> Exercise
All entries are to be quoted exactly; the images stay out of the copy.

> Available data
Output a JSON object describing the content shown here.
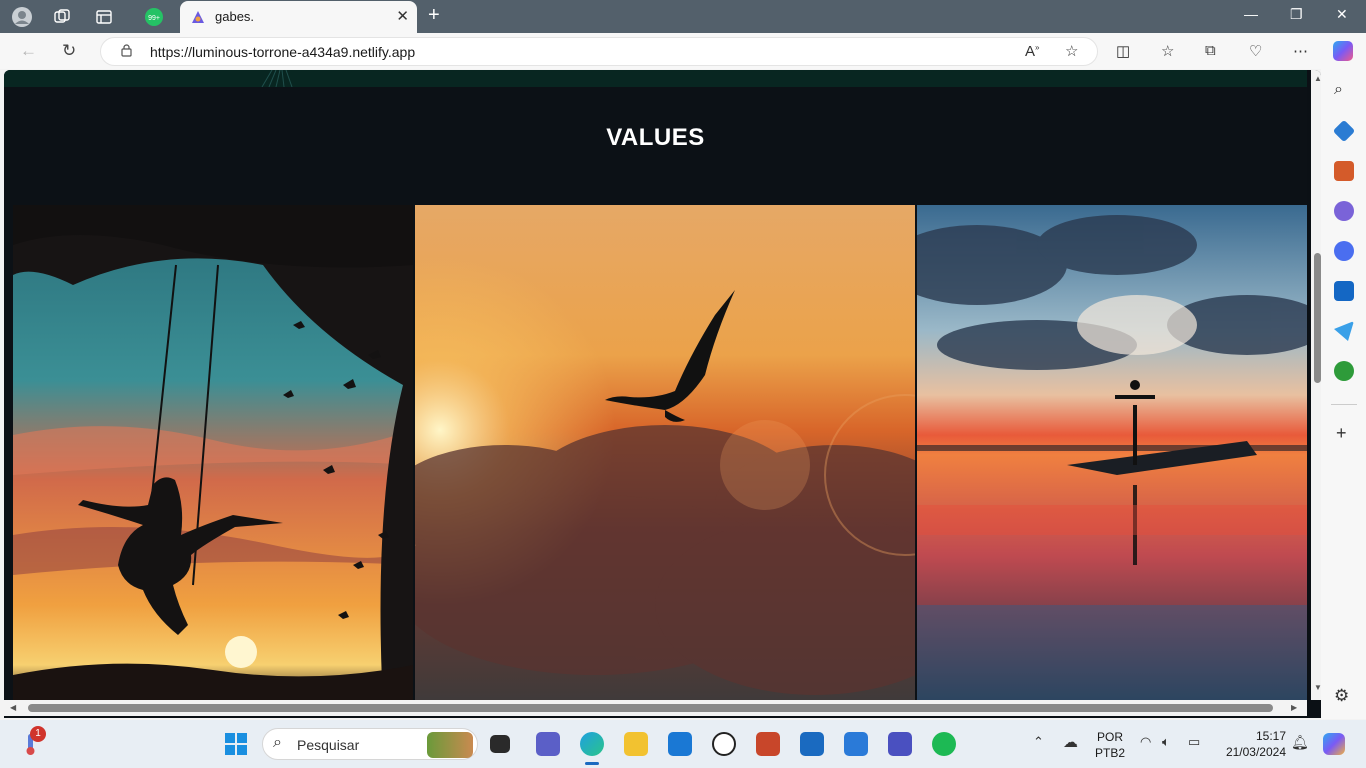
{
  "browser": {
    "tab_title": "gabes.",
    "tab_badge": "99+",
    "url": "https://luminous-torrone-a434a9.netlify.app"
  },
  "page": {
    "section_title": "VALUES"
  },
  "taskbar": {
    "search_placeholder": "Pesquisar",
    "notification_count": "1",
    "lang_top": "POR",
    "lang_bottom": "PTB2",
    "time": "15:17",
    "date": "21/03/2024"
  },
  "icons": [
    "profile-icon",
    "workspaces-icon",
    "tab-actions-icon",
    "whatsapp-icon",
    "close-icon",
    "new-tab-icon",
    "back-icon",
    "refresh-icon",
    "lock-icon",
    "read-aloud-icon",
    "favorite-icon",
    "split-screen-icon",
    "favorites-icon",
    "collections-icon",
    "browser-essentials-icon",
    "more-icon",
    "copilot-icon",
    "search-icon",
    "settings-icon"
  ]
}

> Written response
Output a JSON object describing the content shown here.
{
  "browser": {
    "tab_title": "gabes.",
    "tab_badge": "99+",
    "url": "https://luminous-torrone-a434a9.netlify.app"
  },
  "page": {
    "section_title": "VALUES"
  },
  "taskbar": {
    "search_placeholder": "Pesquisar",
    "notification_count": "1",
    "lang_top": "POR",
    "lang_bottom": "PTB2",
    "time": "15:17",
    "date": "21/03/2024"
  },
  "icons": [
    "profile-icon",
    "workspaces-icon",
    "tab-actions-icon",
    "whatsapp-icon",
    "close-icon",
    "new-tab-icon",
    "back-icon",
    "refresh-icon",
    "lock-icon",
    "read-aloud-icon",
    "favorite-icon",
    "split-screen-icon",
    "favorites-icon",
    "collections-icon",
    "browser-essentials-icon",
    "more-icon",
    "copilot-icon",
    "search-icon",
    "settings-icon"
  ]
}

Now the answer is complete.